**Task to complete:** Below is some material; set it all down exactly, apart from the pictures.

**Given records:**
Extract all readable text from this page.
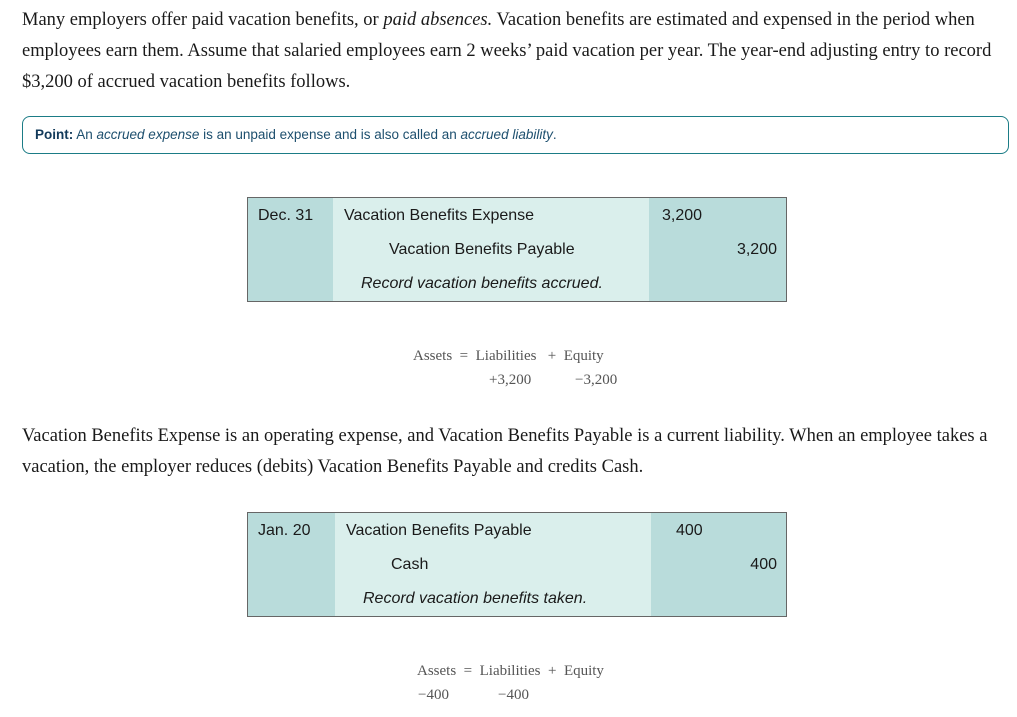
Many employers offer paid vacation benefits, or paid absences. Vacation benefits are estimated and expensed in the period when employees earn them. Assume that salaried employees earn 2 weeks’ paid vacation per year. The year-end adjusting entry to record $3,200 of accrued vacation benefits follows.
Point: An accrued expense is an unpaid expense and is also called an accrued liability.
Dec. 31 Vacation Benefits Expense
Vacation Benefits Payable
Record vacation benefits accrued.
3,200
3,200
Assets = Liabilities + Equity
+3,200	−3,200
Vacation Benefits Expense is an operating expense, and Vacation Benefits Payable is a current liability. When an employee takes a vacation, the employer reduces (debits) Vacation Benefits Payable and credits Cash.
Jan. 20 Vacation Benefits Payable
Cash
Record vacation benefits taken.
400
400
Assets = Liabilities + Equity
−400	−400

**Reply:**
Extract all readable text from this page.
Many employers offer paid vacation benefits, or paid absences. Vacation benefits are estimated and expensed in the period when employees earn them. Assume that salaried employees earn 2 weeks’ paid vacation per year. The year-end adjusting entry to record $3,200 of accrued vacation benefits follows.
Point: An accrued expense is an unpaid expense and is also called an accrued liability.
Dec. 31 Vacation Benefits Expense
Vacation Benefits Payable
Record vacation benefits accrued.
3,200
3,200
Assets = Liabilities + Equity
+3,200	−3,200
Vacation Benefits Expense is an operating expense, and Vacation Benefits Payable is a current liability. When an employee takes a vacation, the employer reduces (debits) Vacation Benefits Payable and credits Cash.
Jan. 20 Vacation Benefits Payable
Cash
Record vacation benefits taken.
400
400
Assets = Liabilities + Equity
−400	−400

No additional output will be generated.